**Task directions:**
Look through the material and tally each line bearing the word "Quite". Give only the total.

* Start *

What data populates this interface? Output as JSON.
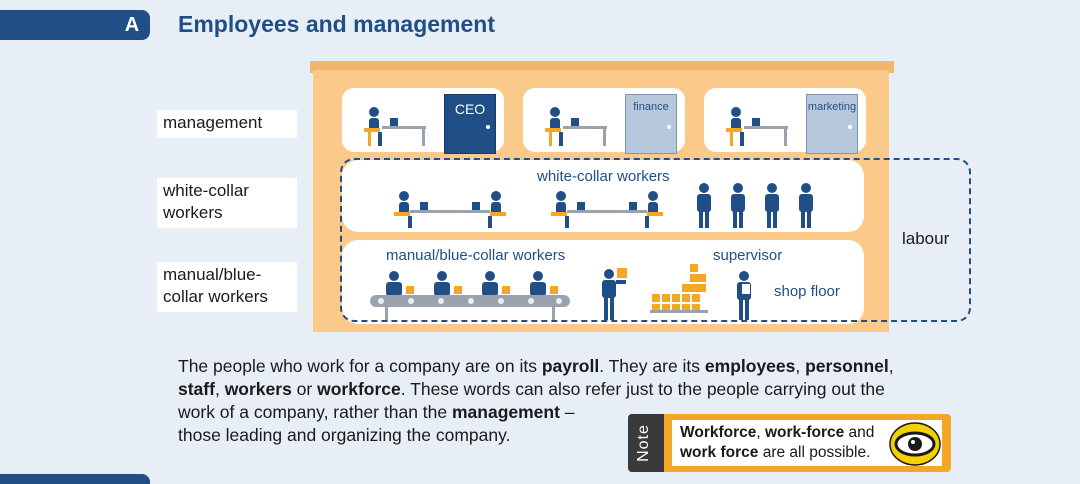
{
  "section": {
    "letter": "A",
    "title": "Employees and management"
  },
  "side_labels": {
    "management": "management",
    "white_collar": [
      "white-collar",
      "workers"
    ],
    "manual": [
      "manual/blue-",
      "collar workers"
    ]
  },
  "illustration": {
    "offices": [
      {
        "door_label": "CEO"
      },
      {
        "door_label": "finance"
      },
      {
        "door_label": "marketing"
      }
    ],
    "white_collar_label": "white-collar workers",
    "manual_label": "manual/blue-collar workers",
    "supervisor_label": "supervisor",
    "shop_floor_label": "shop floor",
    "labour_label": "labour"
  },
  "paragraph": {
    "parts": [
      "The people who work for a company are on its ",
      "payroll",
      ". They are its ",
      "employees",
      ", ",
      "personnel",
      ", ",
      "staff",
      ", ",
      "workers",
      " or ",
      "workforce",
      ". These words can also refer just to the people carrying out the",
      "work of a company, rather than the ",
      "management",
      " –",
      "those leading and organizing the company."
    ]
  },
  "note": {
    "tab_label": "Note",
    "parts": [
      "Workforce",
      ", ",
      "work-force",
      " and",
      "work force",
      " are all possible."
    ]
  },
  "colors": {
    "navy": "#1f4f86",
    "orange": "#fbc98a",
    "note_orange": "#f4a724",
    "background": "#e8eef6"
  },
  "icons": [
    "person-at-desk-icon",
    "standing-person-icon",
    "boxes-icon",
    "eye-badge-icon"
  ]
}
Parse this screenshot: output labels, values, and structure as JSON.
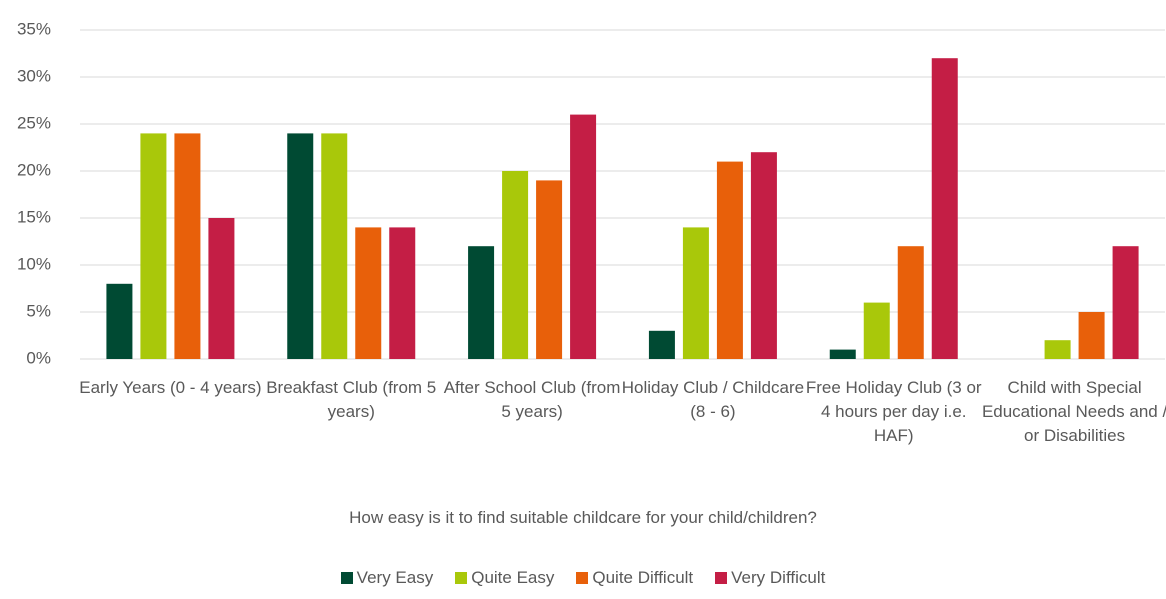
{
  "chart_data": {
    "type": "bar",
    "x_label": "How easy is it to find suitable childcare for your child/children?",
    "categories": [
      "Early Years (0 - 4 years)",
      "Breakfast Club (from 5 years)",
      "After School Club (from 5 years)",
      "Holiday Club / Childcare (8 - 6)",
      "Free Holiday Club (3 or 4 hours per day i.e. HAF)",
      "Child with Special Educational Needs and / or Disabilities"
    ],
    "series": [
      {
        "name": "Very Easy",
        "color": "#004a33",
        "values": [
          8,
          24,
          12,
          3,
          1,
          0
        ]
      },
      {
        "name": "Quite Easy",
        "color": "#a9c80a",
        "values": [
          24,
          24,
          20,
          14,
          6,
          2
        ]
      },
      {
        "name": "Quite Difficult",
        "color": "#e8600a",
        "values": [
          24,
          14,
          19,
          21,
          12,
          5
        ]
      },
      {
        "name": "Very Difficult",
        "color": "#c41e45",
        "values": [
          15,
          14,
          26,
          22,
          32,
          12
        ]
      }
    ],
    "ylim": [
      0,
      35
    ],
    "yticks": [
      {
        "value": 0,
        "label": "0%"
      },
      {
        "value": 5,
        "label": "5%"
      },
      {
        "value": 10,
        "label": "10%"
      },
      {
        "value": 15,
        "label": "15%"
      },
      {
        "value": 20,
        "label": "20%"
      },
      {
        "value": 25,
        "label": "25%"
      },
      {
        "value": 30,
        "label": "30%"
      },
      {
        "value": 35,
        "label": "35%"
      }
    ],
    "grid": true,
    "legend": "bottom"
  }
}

* End *
* Start *

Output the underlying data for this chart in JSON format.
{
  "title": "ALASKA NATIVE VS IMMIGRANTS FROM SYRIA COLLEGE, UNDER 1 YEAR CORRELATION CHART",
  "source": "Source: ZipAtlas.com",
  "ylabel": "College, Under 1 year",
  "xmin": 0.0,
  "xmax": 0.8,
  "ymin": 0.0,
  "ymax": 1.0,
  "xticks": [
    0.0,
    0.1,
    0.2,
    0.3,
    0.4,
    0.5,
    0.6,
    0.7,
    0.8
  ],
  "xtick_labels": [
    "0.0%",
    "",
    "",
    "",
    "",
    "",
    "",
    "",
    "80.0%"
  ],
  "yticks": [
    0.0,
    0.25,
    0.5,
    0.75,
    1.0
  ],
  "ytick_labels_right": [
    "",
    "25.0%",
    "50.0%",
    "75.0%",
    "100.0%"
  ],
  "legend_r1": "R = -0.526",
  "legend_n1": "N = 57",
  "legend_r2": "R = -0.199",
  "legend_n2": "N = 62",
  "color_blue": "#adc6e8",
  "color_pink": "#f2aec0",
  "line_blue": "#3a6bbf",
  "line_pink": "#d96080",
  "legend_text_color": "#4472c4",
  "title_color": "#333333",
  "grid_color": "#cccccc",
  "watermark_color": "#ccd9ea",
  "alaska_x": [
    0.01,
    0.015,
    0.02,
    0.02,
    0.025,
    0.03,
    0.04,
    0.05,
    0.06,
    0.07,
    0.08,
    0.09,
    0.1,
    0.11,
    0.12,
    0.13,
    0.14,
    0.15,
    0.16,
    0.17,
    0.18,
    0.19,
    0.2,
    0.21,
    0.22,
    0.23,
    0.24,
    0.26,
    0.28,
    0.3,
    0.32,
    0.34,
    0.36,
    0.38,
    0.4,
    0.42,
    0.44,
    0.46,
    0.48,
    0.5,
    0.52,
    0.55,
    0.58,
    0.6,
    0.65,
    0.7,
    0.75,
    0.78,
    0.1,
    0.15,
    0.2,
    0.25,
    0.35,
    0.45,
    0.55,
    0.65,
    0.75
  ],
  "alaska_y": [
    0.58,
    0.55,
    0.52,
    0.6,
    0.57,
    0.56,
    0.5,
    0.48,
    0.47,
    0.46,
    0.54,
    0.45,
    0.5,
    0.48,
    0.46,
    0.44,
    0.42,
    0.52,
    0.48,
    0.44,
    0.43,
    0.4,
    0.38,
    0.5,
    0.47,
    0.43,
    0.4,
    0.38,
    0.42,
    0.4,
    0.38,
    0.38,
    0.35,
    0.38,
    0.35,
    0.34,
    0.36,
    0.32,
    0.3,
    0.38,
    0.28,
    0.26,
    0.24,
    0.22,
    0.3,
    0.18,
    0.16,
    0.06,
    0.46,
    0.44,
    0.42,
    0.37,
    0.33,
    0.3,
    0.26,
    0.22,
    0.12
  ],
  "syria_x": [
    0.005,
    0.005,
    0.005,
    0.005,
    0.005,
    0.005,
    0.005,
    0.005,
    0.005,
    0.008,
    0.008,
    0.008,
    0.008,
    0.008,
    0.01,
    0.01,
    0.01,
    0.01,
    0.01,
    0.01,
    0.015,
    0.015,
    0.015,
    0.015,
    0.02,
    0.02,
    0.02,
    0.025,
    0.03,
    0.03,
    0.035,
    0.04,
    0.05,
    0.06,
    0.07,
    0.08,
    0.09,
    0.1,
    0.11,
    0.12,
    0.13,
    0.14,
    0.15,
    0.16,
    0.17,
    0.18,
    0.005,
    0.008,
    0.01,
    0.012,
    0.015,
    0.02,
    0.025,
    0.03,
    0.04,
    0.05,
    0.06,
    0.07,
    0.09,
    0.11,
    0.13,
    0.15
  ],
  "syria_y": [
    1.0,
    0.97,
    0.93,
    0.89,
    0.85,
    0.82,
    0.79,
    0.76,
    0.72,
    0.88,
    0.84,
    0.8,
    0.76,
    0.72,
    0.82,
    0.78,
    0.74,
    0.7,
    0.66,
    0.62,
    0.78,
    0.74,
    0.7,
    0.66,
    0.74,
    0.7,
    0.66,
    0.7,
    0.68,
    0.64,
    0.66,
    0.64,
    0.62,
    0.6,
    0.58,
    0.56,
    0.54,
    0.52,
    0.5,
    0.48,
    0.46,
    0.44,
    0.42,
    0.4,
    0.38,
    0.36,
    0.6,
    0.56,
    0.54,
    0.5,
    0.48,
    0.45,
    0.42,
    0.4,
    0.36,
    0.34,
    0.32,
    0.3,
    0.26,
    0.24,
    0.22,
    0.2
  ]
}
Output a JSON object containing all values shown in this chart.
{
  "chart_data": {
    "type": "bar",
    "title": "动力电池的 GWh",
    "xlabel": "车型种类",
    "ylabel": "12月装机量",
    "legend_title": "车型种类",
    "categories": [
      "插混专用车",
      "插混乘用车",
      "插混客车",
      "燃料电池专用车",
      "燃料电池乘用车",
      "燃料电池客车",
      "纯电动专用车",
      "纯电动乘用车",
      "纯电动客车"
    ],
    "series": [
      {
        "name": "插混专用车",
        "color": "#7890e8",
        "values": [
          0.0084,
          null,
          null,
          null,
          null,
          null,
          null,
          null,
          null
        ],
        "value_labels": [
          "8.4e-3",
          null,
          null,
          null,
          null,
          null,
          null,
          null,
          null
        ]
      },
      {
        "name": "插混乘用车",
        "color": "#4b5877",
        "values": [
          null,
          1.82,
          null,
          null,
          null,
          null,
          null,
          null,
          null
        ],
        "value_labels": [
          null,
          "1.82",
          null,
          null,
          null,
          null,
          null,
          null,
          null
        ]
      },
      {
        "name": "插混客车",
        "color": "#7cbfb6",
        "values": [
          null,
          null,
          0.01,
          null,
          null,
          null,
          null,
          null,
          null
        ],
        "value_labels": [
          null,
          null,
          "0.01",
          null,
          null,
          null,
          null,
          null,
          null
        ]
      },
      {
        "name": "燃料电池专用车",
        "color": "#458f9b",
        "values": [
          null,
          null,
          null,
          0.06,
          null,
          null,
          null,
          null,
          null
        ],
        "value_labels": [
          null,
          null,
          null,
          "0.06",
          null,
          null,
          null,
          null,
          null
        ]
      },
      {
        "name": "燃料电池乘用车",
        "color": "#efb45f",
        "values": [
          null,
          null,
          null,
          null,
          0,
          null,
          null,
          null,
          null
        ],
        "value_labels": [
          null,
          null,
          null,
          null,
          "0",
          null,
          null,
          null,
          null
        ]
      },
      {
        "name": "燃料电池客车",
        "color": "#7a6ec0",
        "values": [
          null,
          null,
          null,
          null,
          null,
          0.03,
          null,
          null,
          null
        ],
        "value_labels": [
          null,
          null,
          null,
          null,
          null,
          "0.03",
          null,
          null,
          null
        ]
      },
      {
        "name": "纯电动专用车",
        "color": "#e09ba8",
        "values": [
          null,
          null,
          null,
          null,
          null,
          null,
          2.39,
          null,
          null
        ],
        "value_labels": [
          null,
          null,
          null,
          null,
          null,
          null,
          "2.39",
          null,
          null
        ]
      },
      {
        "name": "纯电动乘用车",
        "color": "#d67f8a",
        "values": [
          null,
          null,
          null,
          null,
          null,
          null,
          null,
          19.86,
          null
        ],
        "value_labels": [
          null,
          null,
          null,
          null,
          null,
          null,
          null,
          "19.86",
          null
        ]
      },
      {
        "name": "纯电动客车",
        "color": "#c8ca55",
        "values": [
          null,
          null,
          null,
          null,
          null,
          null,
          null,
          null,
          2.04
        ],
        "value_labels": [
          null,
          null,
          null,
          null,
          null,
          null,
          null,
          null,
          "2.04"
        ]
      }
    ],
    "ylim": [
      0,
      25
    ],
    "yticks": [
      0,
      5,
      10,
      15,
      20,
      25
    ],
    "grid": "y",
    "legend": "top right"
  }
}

* End *
* Start *

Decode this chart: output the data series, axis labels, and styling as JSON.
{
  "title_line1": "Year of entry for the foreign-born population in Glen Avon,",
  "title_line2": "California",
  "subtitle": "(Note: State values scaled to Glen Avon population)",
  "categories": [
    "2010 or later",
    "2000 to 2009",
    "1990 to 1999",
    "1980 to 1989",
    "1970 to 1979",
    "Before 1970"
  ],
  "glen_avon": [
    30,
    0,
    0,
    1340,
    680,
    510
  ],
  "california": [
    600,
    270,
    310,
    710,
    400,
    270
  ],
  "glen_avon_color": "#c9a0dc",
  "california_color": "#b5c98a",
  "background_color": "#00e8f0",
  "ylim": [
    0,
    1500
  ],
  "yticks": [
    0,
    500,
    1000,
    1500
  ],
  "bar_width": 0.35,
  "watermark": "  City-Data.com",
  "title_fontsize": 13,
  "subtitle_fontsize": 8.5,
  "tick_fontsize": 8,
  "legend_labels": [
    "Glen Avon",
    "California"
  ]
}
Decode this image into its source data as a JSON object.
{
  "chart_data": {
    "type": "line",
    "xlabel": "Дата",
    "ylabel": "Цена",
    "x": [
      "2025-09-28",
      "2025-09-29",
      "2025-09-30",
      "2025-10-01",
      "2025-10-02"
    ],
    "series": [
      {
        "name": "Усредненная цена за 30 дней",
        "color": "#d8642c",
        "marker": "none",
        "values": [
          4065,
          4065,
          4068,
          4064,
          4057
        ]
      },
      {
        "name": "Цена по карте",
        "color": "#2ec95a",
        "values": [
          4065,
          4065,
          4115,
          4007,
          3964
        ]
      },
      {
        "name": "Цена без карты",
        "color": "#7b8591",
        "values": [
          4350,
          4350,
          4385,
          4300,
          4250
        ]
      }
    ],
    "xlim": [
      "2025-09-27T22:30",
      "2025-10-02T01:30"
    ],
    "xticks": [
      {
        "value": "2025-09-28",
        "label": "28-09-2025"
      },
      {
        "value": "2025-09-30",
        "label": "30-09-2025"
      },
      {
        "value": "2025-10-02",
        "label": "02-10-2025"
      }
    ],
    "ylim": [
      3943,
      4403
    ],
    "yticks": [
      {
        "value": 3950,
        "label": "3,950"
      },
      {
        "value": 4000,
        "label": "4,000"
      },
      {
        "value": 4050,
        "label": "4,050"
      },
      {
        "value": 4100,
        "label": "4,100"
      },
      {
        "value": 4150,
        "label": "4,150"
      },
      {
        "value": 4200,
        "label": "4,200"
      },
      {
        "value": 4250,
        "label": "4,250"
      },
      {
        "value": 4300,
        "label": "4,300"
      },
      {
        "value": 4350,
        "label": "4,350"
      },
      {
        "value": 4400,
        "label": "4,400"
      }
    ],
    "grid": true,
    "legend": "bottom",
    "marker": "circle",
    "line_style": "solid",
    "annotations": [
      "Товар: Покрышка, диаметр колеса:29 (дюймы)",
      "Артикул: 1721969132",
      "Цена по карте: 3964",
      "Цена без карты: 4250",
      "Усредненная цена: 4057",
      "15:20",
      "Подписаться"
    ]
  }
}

* End *

**Worked solution:**
2